MATERIAL SHOWN —
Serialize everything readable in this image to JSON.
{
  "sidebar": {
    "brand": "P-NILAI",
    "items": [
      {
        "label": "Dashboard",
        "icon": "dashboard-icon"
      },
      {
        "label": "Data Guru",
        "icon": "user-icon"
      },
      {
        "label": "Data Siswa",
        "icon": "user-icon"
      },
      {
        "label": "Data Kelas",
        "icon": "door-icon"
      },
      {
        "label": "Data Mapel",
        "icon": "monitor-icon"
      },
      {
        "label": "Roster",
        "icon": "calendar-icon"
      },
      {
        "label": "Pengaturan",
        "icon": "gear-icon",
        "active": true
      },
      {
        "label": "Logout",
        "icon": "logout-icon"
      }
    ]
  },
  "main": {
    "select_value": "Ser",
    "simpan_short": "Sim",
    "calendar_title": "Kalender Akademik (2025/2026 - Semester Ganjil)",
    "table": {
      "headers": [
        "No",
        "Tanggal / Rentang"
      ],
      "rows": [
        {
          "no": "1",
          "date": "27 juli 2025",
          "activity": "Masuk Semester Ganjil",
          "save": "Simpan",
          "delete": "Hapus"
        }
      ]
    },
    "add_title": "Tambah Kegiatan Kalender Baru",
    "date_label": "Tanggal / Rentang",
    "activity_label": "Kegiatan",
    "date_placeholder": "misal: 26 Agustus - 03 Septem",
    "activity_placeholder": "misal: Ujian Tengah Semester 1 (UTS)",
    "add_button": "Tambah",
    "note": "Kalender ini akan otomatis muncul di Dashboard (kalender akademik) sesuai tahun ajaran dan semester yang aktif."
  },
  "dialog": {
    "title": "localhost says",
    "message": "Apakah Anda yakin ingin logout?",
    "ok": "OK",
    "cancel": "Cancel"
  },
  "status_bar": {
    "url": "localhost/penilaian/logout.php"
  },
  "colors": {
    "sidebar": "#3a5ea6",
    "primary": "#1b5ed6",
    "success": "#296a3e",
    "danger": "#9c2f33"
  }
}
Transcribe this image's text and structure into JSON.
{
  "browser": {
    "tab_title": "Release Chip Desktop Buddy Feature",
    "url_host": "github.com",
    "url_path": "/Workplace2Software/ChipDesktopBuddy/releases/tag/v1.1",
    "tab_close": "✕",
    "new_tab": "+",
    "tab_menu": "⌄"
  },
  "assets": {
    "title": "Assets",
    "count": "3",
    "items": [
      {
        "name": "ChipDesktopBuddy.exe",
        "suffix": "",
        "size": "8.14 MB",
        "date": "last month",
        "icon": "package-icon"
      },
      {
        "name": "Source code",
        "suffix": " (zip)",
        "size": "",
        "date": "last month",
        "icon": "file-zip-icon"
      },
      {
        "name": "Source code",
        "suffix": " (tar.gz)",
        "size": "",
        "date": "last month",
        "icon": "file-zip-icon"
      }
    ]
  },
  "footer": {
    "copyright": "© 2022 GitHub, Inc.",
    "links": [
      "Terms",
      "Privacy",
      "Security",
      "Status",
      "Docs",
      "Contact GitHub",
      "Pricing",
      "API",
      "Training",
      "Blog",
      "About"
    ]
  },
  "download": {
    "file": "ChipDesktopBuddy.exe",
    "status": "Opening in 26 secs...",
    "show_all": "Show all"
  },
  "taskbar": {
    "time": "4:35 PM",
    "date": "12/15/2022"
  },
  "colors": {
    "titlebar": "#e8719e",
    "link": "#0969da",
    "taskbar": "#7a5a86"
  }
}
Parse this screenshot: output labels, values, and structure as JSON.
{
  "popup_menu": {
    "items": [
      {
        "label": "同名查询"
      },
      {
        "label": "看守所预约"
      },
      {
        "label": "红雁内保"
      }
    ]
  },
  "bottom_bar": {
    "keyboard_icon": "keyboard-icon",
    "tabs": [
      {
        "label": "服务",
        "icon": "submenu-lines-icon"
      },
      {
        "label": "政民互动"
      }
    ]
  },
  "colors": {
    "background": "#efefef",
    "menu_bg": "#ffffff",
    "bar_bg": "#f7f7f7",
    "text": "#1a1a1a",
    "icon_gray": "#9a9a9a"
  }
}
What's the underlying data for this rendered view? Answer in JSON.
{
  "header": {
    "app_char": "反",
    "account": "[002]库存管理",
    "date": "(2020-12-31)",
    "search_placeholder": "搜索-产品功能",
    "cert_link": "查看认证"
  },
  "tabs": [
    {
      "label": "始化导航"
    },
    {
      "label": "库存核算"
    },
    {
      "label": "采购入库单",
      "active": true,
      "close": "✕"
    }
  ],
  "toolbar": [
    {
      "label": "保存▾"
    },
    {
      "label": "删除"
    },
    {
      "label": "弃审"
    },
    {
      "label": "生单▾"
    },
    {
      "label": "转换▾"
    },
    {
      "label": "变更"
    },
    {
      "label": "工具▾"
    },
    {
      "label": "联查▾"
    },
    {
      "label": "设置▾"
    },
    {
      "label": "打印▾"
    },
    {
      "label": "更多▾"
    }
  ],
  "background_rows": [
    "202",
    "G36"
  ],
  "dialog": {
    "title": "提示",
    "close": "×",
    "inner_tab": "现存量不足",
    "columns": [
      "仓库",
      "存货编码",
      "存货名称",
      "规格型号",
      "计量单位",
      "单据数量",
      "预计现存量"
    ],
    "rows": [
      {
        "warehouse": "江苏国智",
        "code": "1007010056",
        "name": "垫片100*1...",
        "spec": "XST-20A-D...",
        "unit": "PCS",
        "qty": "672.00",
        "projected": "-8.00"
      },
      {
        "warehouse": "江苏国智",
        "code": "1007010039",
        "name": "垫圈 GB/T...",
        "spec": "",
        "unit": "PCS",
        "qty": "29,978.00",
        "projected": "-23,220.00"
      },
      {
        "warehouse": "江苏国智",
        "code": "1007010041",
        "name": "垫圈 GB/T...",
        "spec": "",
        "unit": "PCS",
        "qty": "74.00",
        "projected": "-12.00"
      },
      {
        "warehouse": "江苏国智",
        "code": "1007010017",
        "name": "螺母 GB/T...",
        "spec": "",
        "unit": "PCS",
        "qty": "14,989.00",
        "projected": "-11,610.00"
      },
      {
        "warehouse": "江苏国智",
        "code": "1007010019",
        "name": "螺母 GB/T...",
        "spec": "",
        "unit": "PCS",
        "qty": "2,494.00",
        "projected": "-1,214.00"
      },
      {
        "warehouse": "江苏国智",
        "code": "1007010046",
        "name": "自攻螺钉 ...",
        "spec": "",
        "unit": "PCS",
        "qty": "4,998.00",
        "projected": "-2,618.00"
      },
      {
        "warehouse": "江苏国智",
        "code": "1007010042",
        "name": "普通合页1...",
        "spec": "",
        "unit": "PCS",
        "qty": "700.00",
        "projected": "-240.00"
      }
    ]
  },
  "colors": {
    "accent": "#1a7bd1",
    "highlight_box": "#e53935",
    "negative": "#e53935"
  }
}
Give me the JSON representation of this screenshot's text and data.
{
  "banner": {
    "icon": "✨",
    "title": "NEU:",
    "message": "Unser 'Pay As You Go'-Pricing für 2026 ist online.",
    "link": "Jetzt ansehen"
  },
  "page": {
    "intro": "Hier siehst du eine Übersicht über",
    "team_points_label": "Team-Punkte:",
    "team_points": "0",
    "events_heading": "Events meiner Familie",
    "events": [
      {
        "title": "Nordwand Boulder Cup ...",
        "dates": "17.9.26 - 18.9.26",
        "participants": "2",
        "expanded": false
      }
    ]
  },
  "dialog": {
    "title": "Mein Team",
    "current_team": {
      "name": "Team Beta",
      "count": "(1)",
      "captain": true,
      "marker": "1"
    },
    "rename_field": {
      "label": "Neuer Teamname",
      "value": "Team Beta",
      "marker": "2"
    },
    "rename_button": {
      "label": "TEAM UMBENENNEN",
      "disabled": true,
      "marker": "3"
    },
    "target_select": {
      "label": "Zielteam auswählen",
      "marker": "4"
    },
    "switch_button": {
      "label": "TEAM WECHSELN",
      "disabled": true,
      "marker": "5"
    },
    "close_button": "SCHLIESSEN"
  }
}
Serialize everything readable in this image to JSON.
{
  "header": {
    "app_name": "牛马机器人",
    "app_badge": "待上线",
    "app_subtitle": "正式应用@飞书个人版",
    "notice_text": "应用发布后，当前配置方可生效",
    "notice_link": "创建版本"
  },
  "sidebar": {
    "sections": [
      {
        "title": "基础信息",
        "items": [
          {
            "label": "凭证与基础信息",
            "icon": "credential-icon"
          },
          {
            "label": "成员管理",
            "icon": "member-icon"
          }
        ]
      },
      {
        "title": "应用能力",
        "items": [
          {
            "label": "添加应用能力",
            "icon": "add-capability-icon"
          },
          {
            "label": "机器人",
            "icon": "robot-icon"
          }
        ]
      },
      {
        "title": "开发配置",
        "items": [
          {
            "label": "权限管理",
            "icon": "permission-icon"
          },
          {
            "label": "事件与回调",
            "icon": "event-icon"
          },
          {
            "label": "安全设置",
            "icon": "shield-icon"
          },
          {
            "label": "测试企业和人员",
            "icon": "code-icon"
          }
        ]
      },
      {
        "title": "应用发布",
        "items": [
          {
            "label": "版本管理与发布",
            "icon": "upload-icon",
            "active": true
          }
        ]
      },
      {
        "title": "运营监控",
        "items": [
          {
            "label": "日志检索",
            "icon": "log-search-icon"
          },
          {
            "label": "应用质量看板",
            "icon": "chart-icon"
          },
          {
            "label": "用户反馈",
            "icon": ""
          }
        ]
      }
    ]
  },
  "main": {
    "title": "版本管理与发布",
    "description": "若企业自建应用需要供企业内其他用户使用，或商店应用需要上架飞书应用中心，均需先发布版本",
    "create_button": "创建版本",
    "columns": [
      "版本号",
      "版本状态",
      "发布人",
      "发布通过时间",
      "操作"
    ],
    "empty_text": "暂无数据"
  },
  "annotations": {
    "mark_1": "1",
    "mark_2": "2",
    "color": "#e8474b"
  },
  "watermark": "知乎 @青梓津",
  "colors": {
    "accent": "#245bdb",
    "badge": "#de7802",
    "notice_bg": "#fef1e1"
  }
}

DIRECTIVE —
Of the lines above, copy each that contains "创建版本".

EXERCISE ANSWER —
    "notice_link": "创建版本"
    "create_button": "创建版本",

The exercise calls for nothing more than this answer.